Given problem
Copy out each line in the material below that has the word "Druh".

Supplied records

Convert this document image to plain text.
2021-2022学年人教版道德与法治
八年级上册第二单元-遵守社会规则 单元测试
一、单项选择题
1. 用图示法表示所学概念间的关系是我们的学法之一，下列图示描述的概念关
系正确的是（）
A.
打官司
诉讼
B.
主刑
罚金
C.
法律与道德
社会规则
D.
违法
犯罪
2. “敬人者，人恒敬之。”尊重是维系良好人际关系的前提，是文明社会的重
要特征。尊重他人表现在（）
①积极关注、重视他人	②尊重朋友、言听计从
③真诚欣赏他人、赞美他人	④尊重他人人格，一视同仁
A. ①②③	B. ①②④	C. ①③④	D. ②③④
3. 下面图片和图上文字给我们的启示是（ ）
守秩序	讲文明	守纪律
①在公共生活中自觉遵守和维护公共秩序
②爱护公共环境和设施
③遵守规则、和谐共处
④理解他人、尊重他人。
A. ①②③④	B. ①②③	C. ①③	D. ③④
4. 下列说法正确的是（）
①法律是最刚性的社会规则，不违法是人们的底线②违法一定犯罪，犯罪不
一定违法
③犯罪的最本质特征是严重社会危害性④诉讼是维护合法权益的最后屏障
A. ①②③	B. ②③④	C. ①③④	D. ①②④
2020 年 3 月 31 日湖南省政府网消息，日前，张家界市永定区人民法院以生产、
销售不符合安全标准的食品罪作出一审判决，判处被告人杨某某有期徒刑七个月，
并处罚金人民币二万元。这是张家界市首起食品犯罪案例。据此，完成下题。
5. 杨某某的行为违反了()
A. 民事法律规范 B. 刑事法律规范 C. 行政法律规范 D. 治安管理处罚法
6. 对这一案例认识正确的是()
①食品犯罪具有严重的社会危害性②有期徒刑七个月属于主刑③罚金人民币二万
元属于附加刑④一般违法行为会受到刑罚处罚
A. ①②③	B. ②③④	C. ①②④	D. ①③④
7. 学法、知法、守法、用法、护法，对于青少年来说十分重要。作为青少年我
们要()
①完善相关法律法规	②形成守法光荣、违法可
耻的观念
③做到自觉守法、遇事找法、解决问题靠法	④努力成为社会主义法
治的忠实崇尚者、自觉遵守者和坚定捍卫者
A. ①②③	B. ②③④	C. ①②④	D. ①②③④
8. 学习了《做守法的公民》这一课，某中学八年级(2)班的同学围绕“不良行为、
...
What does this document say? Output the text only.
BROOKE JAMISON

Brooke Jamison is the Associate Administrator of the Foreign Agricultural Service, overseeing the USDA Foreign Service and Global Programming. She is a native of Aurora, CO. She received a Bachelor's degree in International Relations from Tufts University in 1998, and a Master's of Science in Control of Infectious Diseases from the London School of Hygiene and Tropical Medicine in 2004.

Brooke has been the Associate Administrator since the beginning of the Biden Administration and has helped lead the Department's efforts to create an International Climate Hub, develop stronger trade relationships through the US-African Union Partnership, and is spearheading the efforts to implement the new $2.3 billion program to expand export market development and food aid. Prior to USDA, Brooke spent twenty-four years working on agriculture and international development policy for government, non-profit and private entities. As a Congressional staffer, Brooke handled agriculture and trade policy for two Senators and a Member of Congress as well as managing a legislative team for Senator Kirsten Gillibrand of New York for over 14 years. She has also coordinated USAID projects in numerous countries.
--
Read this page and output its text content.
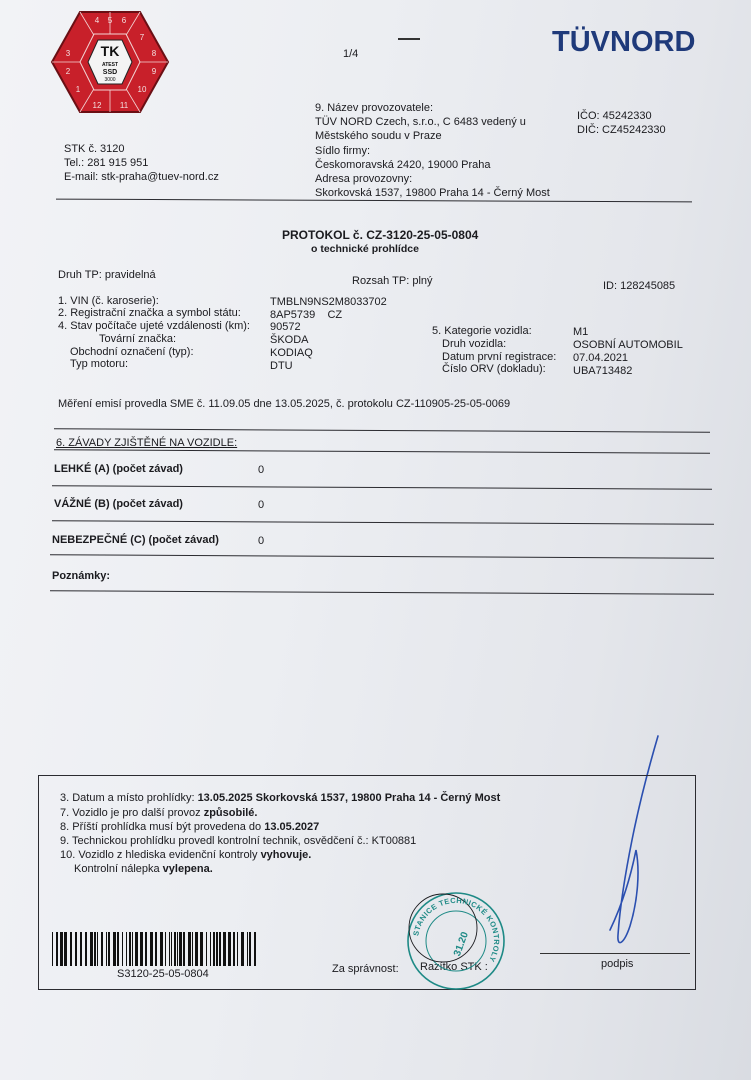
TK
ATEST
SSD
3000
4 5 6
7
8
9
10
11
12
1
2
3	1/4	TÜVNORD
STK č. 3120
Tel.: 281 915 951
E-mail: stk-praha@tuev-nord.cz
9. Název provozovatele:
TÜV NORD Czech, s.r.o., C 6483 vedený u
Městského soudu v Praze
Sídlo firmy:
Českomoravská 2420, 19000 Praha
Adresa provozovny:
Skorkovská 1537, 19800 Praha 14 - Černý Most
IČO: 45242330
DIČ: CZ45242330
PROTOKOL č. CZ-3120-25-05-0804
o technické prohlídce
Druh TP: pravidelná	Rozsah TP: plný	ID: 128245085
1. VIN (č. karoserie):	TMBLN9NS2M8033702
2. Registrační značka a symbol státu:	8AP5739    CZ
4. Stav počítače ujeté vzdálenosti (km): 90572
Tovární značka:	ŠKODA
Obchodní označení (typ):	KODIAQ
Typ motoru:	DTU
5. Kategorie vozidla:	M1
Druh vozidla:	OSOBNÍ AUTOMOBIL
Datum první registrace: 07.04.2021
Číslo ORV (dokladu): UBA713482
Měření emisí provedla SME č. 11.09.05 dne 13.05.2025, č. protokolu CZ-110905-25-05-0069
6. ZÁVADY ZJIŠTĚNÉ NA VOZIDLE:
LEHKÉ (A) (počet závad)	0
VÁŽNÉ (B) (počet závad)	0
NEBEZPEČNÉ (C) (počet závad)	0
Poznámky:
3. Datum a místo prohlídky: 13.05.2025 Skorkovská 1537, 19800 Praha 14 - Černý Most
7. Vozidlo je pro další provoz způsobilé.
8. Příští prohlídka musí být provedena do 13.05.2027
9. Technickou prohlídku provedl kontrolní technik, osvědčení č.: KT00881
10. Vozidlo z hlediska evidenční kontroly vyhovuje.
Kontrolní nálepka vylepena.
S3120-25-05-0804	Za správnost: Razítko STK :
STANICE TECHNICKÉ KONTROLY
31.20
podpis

Task solution
Druh TP: pravidelná	Rozsah TP: plný	ID: 128245085
Druh vozidla:	OSOBNÍ AUTOMOBIL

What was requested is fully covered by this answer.